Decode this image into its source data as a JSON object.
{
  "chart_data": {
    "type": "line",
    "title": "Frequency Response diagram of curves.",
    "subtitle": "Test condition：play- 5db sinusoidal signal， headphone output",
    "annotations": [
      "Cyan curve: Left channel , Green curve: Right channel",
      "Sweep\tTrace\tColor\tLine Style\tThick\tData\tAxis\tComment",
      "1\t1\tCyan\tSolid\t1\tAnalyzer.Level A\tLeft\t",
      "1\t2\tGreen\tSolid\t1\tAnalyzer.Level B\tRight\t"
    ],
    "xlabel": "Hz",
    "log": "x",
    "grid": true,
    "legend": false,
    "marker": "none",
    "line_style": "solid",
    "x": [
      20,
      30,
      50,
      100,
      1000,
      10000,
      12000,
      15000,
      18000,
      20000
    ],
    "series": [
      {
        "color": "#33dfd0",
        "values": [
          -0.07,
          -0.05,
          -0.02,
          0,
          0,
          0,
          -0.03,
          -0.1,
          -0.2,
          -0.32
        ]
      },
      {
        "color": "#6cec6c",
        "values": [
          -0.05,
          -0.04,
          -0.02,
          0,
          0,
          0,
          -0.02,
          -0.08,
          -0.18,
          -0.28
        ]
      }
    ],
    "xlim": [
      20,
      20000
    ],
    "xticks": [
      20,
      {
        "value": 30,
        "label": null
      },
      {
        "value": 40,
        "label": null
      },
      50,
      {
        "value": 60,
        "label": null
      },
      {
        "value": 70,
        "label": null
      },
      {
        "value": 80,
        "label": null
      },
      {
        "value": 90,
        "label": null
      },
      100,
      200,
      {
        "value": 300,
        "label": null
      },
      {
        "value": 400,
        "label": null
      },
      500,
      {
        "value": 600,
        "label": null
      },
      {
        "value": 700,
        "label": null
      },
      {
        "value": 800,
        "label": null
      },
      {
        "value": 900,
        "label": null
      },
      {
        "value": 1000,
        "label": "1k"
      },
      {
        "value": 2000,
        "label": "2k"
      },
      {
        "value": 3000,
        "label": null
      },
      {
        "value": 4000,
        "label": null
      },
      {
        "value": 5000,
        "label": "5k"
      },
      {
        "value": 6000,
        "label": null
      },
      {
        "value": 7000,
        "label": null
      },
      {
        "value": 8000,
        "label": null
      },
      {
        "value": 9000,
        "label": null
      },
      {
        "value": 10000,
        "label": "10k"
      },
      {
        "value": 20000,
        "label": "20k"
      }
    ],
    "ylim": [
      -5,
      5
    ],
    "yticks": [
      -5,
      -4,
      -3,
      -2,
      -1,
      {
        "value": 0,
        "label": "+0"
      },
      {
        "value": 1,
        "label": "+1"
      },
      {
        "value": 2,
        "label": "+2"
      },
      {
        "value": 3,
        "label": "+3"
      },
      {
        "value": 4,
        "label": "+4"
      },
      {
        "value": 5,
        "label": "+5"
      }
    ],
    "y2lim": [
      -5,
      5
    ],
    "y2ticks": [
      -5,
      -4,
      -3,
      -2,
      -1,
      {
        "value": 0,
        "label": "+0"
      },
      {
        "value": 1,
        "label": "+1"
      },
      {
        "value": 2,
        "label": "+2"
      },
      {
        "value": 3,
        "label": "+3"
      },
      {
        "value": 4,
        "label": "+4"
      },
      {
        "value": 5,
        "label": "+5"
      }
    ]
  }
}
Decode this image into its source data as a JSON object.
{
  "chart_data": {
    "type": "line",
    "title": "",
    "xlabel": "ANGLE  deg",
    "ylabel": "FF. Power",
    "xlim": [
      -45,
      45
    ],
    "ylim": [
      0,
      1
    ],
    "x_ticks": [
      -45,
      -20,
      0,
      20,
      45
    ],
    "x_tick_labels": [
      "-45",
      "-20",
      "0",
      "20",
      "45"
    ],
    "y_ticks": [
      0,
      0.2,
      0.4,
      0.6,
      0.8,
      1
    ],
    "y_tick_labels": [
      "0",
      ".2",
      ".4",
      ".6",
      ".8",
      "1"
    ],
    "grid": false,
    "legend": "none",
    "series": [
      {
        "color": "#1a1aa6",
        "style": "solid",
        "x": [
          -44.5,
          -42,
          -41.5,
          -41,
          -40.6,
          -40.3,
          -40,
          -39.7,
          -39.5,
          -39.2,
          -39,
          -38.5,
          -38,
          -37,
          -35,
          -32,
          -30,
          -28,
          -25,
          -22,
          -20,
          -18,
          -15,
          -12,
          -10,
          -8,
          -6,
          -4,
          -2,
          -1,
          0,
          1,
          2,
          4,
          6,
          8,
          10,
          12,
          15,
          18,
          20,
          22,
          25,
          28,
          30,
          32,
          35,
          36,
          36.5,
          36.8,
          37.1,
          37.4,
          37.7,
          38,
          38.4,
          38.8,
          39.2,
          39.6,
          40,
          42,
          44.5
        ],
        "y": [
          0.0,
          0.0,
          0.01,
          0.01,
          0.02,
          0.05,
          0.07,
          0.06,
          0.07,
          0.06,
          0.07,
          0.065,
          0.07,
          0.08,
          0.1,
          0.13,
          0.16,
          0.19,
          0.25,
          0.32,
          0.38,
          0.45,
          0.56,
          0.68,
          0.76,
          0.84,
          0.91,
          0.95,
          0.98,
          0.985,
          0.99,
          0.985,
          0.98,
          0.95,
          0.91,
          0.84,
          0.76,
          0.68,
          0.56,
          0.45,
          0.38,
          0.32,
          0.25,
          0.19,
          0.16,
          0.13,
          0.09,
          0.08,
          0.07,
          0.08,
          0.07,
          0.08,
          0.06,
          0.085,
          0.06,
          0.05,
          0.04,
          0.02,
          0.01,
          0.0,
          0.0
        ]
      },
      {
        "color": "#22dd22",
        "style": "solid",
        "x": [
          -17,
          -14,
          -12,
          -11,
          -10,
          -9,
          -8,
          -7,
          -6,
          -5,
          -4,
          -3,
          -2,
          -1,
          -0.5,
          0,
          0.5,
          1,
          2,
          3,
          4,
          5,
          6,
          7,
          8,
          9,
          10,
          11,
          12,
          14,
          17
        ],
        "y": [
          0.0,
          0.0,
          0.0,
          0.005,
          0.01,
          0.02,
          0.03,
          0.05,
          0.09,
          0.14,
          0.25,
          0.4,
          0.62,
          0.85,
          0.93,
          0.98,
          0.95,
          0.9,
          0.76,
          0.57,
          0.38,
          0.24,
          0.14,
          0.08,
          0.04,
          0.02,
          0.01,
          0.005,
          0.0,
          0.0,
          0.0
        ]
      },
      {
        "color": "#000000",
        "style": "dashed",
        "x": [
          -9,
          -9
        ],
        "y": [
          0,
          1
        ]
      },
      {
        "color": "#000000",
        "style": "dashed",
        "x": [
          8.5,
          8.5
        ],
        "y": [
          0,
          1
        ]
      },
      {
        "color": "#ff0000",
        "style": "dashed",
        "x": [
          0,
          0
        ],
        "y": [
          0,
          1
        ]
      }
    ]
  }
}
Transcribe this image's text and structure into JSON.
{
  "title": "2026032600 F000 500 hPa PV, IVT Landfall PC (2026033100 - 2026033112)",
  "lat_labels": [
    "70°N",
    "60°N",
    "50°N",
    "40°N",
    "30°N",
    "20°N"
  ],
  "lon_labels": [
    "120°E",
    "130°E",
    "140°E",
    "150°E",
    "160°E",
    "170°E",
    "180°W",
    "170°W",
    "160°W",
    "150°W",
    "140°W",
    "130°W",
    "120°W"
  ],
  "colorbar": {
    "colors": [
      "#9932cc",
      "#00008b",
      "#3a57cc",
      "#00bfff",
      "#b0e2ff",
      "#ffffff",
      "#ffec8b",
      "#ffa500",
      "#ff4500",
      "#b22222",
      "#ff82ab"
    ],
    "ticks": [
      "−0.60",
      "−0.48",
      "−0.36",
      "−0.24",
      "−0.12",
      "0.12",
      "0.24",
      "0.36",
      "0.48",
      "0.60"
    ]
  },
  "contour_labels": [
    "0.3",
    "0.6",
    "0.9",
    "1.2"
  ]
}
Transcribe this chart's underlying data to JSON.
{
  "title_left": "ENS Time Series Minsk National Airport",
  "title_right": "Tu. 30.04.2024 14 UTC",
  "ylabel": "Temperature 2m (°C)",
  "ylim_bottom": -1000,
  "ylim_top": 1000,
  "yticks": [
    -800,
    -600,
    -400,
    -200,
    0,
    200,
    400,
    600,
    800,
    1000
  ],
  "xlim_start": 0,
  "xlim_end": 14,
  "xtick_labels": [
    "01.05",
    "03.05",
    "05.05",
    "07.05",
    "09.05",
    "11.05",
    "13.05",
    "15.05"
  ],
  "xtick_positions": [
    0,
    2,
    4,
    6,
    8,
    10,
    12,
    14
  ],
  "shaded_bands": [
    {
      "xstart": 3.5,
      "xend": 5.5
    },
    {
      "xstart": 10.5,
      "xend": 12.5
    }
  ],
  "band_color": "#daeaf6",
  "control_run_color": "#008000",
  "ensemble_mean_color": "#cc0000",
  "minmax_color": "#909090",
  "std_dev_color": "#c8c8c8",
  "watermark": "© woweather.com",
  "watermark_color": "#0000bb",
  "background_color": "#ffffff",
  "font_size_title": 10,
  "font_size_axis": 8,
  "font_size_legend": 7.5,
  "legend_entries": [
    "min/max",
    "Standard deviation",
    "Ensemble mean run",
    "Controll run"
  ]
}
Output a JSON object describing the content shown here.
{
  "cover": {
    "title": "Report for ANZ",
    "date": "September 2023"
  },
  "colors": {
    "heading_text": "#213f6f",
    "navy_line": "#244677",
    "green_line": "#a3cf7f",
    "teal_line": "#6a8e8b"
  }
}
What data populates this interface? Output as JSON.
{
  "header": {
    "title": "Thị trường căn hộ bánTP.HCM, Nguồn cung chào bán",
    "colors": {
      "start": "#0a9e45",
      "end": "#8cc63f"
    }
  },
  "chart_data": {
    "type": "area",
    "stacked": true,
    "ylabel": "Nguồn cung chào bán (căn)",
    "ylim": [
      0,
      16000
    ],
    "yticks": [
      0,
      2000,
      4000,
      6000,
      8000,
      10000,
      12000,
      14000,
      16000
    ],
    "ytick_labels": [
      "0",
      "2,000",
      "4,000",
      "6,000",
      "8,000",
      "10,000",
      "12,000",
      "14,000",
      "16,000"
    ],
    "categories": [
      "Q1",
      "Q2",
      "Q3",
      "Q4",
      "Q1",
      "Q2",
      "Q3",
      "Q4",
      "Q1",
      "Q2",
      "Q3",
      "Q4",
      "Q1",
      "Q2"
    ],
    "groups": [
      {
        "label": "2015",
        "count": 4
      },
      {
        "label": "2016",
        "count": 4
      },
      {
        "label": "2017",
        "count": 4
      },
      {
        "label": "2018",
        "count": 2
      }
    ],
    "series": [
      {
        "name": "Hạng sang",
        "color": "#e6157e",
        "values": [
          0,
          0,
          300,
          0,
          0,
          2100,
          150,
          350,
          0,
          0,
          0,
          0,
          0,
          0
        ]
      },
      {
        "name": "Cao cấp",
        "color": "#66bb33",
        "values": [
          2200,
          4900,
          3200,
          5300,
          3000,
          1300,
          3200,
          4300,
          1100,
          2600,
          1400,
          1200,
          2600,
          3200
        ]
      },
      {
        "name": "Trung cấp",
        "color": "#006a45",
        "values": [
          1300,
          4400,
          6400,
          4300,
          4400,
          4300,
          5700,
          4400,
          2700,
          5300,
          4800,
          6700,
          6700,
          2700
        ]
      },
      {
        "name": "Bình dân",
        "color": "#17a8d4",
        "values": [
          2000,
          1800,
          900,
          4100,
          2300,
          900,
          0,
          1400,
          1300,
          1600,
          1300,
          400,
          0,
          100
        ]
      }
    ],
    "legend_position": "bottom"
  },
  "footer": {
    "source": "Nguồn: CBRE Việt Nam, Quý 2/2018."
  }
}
══════════════════════════════
◆ **Requirements**:
Look through the listing above and count the lines where the string "this" appears. Report the number only.

◆ **Response to the task**:
5